* [What you need to do] Please render the lines from the start of the records up to and including the line with "x-tick-label: 56 (303, 602, 320, 619)" as a numbered list, omitting any blank lines.

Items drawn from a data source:
▬▬▬

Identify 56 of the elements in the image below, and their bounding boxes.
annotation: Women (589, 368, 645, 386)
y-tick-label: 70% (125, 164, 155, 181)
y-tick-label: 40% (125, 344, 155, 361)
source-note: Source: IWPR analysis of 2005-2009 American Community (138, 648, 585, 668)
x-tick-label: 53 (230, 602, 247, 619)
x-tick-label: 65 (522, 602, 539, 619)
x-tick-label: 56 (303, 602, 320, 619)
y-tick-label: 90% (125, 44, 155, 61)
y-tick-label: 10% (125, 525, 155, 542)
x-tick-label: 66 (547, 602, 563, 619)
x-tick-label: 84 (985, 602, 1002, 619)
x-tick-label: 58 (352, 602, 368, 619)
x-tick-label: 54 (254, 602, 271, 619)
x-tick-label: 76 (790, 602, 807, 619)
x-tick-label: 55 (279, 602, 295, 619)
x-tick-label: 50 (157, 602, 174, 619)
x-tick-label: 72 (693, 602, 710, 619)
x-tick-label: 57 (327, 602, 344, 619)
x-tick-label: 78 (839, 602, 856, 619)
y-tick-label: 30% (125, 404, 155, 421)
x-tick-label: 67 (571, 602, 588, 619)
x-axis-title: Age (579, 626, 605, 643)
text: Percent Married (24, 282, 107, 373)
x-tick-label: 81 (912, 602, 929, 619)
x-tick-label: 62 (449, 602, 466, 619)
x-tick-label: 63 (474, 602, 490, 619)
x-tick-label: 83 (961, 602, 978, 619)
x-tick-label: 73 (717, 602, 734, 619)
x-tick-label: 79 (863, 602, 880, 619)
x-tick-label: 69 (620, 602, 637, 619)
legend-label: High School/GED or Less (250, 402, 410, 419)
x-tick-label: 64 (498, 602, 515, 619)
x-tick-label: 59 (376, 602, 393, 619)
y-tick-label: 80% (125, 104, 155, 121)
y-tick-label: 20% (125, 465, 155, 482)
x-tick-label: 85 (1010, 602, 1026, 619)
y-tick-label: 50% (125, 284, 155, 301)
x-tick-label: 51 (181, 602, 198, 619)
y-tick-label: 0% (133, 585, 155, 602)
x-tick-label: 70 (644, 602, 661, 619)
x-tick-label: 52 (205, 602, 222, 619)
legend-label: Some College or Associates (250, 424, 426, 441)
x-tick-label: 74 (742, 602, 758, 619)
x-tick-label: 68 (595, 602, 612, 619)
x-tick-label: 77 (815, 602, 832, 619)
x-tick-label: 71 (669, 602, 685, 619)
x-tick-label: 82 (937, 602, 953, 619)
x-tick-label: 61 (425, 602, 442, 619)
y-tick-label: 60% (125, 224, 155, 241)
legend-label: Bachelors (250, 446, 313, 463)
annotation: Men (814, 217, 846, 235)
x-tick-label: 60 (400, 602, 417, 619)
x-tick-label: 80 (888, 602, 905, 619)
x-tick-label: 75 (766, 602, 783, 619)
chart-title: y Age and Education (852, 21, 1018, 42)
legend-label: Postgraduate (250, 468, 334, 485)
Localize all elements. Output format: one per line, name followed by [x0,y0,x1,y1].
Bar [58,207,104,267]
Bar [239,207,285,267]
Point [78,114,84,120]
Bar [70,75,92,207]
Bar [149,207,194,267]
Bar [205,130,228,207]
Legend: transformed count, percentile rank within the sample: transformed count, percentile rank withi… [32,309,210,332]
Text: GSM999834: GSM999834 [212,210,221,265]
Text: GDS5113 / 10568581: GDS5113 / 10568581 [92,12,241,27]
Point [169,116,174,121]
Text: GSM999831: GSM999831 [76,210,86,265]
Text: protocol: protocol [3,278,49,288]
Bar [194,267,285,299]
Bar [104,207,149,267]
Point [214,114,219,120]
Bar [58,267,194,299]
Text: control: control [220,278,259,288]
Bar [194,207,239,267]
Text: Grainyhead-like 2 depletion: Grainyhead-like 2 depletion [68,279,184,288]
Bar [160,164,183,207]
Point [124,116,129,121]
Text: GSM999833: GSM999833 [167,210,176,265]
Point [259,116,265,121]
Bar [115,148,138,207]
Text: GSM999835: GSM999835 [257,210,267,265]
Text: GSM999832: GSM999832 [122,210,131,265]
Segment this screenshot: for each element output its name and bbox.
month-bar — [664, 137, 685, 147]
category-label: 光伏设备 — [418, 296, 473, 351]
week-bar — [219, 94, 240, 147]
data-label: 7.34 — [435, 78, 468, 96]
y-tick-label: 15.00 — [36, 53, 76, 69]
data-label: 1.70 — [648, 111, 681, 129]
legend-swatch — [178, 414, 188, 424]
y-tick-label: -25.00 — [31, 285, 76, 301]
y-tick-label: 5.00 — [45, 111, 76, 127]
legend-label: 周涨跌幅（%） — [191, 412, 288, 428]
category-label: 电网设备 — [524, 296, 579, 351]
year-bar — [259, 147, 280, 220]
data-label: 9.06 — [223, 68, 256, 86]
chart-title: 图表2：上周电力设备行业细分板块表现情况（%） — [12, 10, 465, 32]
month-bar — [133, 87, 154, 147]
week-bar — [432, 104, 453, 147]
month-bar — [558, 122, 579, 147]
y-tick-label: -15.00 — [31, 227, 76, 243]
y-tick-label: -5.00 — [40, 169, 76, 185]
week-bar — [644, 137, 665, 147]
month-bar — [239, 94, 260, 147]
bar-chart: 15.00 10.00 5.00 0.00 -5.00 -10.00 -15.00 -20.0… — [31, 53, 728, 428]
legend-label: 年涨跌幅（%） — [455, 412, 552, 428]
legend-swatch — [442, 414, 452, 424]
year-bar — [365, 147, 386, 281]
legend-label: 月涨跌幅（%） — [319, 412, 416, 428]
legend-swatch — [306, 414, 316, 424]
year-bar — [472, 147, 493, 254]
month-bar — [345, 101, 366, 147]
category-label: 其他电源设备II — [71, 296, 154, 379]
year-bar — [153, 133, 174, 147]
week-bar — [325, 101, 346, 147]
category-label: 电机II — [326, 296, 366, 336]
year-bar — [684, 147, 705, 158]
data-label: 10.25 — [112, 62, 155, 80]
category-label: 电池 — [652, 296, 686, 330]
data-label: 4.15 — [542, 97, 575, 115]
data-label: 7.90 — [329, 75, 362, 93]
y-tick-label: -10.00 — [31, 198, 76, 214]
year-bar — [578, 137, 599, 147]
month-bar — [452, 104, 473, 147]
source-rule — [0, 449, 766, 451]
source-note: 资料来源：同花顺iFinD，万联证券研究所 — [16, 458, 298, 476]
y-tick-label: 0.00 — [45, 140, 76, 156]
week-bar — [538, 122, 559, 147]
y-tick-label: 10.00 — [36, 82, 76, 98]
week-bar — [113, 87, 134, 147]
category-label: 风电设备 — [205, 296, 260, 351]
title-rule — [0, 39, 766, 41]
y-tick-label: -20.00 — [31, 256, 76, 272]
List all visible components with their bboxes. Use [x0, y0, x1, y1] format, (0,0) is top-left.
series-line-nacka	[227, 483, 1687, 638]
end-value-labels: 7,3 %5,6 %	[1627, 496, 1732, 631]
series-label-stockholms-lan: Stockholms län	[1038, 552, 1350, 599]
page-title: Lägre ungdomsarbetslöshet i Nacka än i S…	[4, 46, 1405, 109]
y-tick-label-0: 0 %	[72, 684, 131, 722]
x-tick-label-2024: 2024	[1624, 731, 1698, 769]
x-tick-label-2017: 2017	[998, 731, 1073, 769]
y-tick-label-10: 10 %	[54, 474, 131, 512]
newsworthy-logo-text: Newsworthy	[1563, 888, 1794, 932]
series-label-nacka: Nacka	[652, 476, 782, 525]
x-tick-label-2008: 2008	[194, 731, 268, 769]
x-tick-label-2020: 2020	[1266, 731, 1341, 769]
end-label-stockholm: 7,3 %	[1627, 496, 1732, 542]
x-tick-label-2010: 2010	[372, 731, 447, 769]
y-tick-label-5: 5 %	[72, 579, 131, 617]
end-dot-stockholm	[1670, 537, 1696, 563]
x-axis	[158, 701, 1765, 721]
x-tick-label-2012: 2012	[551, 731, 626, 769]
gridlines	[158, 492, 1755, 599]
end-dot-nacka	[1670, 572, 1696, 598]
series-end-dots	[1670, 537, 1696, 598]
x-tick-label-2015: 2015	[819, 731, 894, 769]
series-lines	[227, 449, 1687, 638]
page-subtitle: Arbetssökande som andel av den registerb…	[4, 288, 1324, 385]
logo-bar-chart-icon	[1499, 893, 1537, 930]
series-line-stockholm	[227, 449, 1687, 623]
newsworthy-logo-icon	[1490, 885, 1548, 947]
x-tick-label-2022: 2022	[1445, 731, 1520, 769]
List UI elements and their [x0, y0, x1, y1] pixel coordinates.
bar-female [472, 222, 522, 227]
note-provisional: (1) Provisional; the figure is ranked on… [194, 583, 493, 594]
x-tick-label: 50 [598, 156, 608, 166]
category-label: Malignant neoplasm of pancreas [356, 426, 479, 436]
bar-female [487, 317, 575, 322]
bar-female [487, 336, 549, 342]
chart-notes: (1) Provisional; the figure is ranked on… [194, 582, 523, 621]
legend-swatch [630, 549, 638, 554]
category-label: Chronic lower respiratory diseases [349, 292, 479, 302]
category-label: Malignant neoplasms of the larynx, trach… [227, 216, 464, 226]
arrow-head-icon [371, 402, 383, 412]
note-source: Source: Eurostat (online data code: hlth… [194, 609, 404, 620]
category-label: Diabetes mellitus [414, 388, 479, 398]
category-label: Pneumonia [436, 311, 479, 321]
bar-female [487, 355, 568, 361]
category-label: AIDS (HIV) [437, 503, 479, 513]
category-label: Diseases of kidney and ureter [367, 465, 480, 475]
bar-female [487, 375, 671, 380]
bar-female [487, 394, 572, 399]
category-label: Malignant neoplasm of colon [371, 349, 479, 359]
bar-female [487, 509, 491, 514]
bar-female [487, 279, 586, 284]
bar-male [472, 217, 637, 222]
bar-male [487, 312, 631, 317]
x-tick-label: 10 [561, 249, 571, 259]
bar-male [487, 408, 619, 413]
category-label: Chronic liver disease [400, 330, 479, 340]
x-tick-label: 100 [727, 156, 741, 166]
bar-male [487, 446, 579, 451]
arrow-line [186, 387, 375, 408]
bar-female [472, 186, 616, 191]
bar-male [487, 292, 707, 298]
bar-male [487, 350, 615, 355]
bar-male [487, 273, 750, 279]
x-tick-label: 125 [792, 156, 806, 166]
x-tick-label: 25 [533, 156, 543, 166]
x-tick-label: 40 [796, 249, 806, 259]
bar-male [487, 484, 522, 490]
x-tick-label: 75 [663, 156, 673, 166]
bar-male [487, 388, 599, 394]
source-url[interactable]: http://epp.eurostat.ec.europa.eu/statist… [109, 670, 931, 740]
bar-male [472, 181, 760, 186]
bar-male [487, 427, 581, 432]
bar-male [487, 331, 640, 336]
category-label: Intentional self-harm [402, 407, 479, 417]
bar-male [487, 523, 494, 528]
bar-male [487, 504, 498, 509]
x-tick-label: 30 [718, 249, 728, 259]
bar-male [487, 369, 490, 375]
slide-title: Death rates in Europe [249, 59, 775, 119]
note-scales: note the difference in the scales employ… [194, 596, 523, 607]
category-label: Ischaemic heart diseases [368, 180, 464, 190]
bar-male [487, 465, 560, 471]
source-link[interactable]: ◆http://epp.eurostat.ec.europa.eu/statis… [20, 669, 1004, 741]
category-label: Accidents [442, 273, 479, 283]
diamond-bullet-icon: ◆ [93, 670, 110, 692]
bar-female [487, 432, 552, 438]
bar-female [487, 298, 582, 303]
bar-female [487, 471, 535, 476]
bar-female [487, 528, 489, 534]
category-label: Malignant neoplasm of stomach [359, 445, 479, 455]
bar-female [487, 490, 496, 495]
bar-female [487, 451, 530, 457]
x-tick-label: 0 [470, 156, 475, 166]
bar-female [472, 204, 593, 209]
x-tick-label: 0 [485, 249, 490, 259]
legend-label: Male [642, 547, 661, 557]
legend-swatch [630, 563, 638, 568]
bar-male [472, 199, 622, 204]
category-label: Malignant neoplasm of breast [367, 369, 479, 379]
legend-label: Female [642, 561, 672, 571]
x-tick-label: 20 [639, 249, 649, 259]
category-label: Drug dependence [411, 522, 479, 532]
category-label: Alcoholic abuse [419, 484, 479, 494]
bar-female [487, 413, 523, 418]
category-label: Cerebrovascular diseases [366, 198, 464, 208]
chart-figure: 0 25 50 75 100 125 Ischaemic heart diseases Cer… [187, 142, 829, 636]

▬▬▬

* [Solution for this task]
1. Identify 56 of the elements in the image below, and their bounding boxes.
2. annotation: Women (589, 368, 645, 386)
3. y-tick-label: 70% (125, 164, 155, 181)
4. y-tick-label: 40% (125, 344, 155, 361)
5. source-note: Source: IWPR analysis of 2005-2009 American Community (138, 648, 585, 668)
6. x-tick-label: 53 (230, 602, 247, 619)
7. x-tick-label: 65 (522, 602, 539, 619)
8. x-tick-label: 56 (303, 602, 320, 619)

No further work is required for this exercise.